Extracted records:

----

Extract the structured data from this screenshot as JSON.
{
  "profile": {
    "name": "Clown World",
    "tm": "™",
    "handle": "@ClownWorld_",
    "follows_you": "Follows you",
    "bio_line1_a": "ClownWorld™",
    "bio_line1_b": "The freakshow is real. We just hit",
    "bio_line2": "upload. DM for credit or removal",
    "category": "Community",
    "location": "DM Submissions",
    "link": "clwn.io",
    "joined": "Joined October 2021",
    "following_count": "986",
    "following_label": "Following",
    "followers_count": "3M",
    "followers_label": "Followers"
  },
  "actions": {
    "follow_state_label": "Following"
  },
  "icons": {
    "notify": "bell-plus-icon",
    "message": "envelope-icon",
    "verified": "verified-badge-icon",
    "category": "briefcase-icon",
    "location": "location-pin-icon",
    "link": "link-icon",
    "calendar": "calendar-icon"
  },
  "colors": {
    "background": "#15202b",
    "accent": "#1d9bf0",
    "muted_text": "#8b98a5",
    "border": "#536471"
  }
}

----

> [Exercise prompt] Set down the material above again, word for word.

> [Solution to this problem]
Extract the structured data from this screenshot as JSON.
{
  "profile": {
    "name": "Clown World",
    "tm": "™",
    "handle": "@ClownWorld_",
    "follows_you": "Follows you",
    "bio_line1_a": "ClownWorld™",
    "bio_line1_b": "The freakshow is real. We just hit",
    "bio_line2": "upload. DM for credit or removal",
    "category": "Community",
    "location": "DM Submissions",
    "link": "clwn.io",
    "joined": "Joined October 2021",
    "following_count": "986",
    "following_label": "Following",
    "followers_count": "3M",
    "followers_label": "Followers"
  },
  "actions": {
    "follow_state_label": "Following"
  },
  "icons": {
    "notify": "bell-plus-icon",
    "message": "envelope-icon",
    "verified": "verified-badge-icon",
    "category": "briefcase-icon",
    "location": "location-pin-icon",
    "link": "link-icon",
    "calendar": "calendar-icon"
  },
  "colors": {
    "background": "#15202b",
    "accent": "#1d9bf0",
    "muted_text": "#8b98a5",
    "border": "#536471"
  }
}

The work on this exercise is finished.